** BEGIN Records for processing **

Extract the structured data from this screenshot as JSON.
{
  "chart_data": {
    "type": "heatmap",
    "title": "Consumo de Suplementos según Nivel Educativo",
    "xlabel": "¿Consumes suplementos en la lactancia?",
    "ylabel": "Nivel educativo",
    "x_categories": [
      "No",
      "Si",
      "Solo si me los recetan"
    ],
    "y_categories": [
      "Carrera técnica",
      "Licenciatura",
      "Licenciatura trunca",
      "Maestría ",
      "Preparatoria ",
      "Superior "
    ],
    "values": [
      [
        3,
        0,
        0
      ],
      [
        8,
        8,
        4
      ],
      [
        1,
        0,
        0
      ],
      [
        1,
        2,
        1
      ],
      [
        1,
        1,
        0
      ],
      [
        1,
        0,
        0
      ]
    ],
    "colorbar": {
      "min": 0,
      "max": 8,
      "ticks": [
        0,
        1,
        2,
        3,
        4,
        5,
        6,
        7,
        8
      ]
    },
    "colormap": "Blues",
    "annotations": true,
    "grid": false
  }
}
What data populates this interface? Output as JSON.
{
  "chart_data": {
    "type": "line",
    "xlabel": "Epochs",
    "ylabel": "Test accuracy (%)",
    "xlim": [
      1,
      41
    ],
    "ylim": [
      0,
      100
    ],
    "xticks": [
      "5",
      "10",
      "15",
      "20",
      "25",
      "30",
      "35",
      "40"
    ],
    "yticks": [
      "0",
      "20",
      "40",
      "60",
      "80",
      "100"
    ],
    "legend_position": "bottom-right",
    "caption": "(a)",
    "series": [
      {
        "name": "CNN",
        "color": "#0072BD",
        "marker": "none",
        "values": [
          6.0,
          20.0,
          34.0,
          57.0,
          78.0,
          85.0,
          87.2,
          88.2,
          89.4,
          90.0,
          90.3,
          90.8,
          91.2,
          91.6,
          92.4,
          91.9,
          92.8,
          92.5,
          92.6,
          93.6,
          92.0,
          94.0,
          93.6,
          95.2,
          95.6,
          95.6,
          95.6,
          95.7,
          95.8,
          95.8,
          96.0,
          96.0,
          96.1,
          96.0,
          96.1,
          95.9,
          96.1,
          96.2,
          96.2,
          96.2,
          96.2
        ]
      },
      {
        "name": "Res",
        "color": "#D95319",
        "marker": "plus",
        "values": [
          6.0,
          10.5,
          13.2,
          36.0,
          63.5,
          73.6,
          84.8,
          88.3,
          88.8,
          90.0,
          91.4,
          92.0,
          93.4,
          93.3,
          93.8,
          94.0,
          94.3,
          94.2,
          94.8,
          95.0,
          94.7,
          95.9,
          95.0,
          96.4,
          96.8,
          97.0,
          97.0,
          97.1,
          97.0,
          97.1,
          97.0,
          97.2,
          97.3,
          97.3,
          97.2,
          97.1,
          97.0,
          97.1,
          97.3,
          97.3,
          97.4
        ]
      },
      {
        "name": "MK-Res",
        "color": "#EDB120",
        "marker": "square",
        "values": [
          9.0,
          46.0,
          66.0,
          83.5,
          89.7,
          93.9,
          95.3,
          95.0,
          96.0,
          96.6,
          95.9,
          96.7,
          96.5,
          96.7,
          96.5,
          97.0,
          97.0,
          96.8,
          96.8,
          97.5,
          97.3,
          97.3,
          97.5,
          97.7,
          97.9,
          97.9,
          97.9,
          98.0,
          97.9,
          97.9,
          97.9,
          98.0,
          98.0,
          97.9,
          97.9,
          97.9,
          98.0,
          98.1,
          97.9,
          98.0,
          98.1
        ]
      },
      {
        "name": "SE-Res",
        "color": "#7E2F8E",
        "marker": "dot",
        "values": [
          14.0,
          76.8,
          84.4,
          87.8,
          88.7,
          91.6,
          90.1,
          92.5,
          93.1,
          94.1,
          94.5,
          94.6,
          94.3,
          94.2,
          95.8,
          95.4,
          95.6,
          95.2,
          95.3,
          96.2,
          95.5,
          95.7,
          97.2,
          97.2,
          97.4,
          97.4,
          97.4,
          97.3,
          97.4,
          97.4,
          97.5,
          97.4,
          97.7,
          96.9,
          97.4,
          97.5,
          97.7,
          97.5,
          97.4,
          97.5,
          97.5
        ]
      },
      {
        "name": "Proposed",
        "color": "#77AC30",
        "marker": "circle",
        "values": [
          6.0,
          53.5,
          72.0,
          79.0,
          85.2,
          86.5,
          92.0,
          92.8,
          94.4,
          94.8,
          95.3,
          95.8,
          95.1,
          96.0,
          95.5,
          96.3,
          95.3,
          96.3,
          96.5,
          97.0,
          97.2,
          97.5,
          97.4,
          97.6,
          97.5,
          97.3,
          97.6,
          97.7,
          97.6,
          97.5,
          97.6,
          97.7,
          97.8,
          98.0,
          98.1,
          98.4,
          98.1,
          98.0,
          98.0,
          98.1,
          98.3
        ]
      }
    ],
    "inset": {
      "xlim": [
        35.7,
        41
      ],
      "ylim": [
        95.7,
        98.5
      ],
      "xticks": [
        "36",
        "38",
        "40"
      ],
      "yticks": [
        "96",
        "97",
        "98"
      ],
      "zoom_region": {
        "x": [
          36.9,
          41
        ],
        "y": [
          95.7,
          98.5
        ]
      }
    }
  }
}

** END Records for processing **

» Directive
From the records above, extract everything verbatim.

» Solved problem
Extract the structured data from this screenshot as JSON.
{
  "chart_data": {
    "type": "heatmap",
    "title": "Consumo de Suplementos según Nivel Educativo",
    "xlabel": "¿Consumes suplementos en la lactancia?",
    "ylabel": "Nivel educativo",
    "x_categories": [
      "No",
      "Si",
      "Solo si me los recetan"
    ],
    "y_categories": [
      "Carrera técnica",
      "Licenciatura",
      "Licenciatura trunca",
      "Maestría ",
      "Preparatoria ",
      "Superior "
    ],
    "values": [
      [
        3,
        0,
        0
      ],
      [
        8,
        8,
        4
      ],
      [
        1,
        0,
        0
      ],
      [
        1,
        2,
        1
      ],
      [
        1,
        1,
        0
      ],
      [
        1,
        0,
        0
      ]
    ],
    "colorbar": {
      "min": 0,
      "max": 8,
      "ticks": [
        0,
        1,
        2,
        3,
        4,
        5,
        6,
        7,
        8
      ]
    },
    "colormap": "Blues",
    "annotations": true,
    "grid": false
  }
}
What data populates this interface? Output as JSON.
{
  "chart_data": {
    "type": "line",
    "xlabel": "Epochs",
    "ylabel": "Test accuracy (%)",
    "xlim": [
      1,
      41
    ],
    "ylim": [
      0,
      100
    ],
    "xticks": [
      "5",
      "10",
      "15",
      "20",
      "25",
      "30",
      "35",
      "40"
    ],
    "yticks": [
      "0",
      "20",
      "40",
      "60",
      "80",
      "100"
    ],
    "legend_position": "bottom-right",
    "caption": "(a)",
    "series": [
      {
        "name": "CNN",
        "color": "#0072BD",
        "marker": "none",
        "values": [
          6.0,
          20.0,
          34.0,
          57.0,
          78.0,
          85.0,
          87.2,
          88.2,
          89.4,
          90.0,
          90.3,
          90.8,
          91.2,
          91.6,
          92.4,
          91.9,
          92.8,
          92.5,
          92.6,
          93.6,
          92.0,
          94.0,
          93.6,
          95.2,
          95.6,
          95.6,
          95.6,
          95.7,
          95.8,
          95.8,
          96.0,
          96.0,
          96.1,
          96.0,
          96.1,
          95.9,
          96.1,
          96.2,
          96.2,
          96.2,
          96.2
        ]
      },
      {
        "name": "Res",
        "color": "#D95319",
        "marker": "plus",
        "values": [
          6.0,
          10.5,
          13.2,
          36.0,
          63.5,
          73.6,
          84.8,
          88.3,
          88.8,
          90.0,
          91.4,
          92.0,
          93.4,
          93.3,
          93.8,
          94.0,
          94.3,
          94.2,
          94.8,
          95.0,
          94.7,
          95.9,
          95.0,
          96.4,
          96.8,
          97.0,
          97.0,
          97.1,
          97.0,
          97.1,
          97.0,
          97.2,
          97.3,
          97.3,
          97.2,
          97.1,
          97.0,
          97.1,
          97.3,
          97.3,
          97.4
        ]
      },
      {
        "name": "MK-Res",
        "color": "#EDB120",
        "marker": "square",
        "values": [
          9.0,
          46.0,
          66.0,
          83.5,
          89.7,
          93.9,
          95.3,
          95.0,
          96.0,
          96.6,
          95.9,
          96.7,
          96.5,
          96.7,
          96.5,
          97.0,
          97.0,
          96.8,
          96.8,
          97.5,
          97.3,
          97.3,
          97.5,
          97.7,
          97.9,
          97.9,
          97.9,
          98.0,
          97.9,
          97.9,
          97.9,
          98.0,
          98.0,
          97.9,
          97.9,
          97.9,
          98.0,
          98.1,
          97.9,
          98.0,
          98.1
        ]
      },
      {
        "name": "SE-Res",
        "color": "#7E2F8E",
        "marker": "dot",
        "values": [
          14.0,
          76.8,
          84.4,
          87.8,
          88.7,
          91.6,
          90.1,
          92.5,
          93.1,
          94.1,
          94.5,
          94.6,
          94.3,
          94.2,
          95.8,
          95.4,
          95.6,
          95.2,
          95.3,
          96.2,
          95.5,
          95.7,
          97.2,
          97.2,
          97.4,
          97.4,
          97.4,
          97.3,
          97.4,
          97.4,
          97.5,
          97.4,
          97.7,
          96.9,
          97.4,
          97.5,
          97.7,
          97.5,
          97.4,
          97.5,
          97.5
        ]
      },
      {
        "name": "Proposed",
        "color": "#77AC30",
        "marker": "circle",
        "values": [
          6.0,
          53.5,
          72.0,
          79.0,
          85.2,
          86.5,
          92.0,
          92.8,
          94.4,
          94.8,
          95.3,
          95.8,
          95.1,
          96.0,
          95.5,
          96.3,
          95.3,
          96.3,
          96.5,
          97.0,
          97.2,
          97.5,
          97.4,
          97.6,
          97.5,
          97.3,
          97.6,
          97.7,
          97.6,
          97.5,
          97.6,
          97.7,
          97.8,
          98.0,
          98.1,
          98.4,
          98.1,
          98.0,
          98.0,
          98.1,
          98.3
        ]
      }
    ],
    "inset": {
      "xlim": [
        35.7,
        41
      ],
      "ylim": [
        95.7,
        98.5
      ],
      "xticks": [
        "36",
        "38",
        "40"
      ],
      "yticks": [
        "96",
        "97",
        "98"
      ],
      "zoom_region": {
        "x": [
          36.9,
          41
        ],
        "y": [
          95.7,
          98.5
        ]
      }
    }
  }
}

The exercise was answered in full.